(What you are asked to do):
Your task is to copy each line that has the word "Theo".

[Start Data excerpts]

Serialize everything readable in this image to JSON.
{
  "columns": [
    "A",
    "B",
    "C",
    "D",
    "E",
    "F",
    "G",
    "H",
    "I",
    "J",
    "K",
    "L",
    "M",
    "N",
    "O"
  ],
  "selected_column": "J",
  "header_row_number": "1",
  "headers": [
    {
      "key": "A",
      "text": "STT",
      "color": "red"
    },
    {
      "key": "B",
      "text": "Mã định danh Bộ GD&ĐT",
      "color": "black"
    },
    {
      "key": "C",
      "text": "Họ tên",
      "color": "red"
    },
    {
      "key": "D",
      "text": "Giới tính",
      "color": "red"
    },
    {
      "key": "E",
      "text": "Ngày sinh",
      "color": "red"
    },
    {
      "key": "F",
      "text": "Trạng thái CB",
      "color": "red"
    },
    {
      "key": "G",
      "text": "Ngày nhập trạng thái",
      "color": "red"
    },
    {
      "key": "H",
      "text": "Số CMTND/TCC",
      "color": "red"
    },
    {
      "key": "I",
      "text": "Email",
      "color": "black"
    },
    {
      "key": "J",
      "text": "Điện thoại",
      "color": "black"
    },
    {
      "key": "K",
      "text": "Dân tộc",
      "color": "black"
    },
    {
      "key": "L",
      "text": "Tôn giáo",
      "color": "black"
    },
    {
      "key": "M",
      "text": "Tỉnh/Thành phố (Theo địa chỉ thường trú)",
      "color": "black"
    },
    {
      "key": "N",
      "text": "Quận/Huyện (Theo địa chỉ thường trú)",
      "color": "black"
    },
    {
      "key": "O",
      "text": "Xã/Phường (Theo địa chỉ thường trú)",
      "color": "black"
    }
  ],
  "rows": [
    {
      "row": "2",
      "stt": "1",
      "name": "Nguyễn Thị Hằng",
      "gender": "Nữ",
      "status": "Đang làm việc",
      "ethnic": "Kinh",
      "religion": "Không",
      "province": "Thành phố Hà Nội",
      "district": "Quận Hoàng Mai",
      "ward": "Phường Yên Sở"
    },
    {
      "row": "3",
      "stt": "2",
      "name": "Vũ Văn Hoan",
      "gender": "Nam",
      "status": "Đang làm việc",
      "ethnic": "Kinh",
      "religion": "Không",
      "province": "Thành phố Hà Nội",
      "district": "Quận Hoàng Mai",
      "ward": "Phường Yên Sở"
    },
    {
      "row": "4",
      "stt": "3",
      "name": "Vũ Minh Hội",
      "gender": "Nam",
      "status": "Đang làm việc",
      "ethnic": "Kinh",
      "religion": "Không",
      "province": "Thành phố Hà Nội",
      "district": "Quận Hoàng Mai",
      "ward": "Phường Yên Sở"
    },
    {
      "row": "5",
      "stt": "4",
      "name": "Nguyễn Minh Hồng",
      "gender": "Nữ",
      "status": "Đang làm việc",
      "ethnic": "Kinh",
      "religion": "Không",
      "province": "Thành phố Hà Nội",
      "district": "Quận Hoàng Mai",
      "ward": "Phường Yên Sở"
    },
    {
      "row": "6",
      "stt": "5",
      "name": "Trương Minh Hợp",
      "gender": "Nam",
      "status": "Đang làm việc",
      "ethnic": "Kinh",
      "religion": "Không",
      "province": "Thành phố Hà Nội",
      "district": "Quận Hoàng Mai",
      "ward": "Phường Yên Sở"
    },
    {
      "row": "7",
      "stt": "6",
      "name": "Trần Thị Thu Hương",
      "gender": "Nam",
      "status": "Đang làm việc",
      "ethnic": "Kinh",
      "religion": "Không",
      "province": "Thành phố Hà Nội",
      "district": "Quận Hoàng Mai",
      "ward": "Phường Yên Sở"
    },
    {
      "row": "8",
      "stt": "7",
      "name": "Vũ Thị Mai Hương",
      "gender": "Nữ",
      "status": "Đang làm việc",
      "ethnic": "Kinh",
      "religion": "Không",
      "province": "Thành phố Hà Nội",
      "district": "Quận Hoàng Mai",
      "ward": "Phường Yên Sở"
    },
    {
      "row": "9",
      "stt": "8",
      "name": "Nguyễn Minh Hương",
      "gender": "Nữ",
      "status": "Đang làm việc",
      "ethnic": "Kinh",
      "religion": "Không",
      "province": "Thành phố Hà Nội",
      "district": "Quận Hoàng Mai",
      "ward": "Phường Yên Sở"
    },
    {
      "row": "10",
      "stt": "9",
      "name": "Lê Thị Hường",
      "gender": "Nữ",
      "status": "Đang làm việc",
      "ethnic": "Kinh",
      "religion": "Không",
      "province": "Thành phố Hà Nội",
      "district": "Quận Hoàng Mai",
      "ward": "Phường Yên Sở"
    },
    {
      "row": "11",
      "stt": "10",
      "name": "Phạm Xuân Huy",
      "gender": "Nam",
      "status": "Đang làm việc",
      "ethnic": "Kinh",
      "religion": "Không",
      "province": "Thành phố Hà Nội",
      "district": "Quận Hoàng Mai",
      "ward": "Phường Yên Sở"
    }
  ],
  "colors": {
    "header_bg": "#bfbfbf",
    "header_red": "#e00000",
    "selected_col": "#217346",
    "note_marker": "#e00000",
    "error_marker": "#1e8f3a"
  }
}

[End Data excerpts]

(Response to this task):
      "text": "Tỉnh/Thành phố (Theo địa chỉ thường trú)",
      "text": "Quận/Huyện (Theo địa chỉ thường trú)",
      "text": "Xã/Phường (Theo địa chỉ thường trú)",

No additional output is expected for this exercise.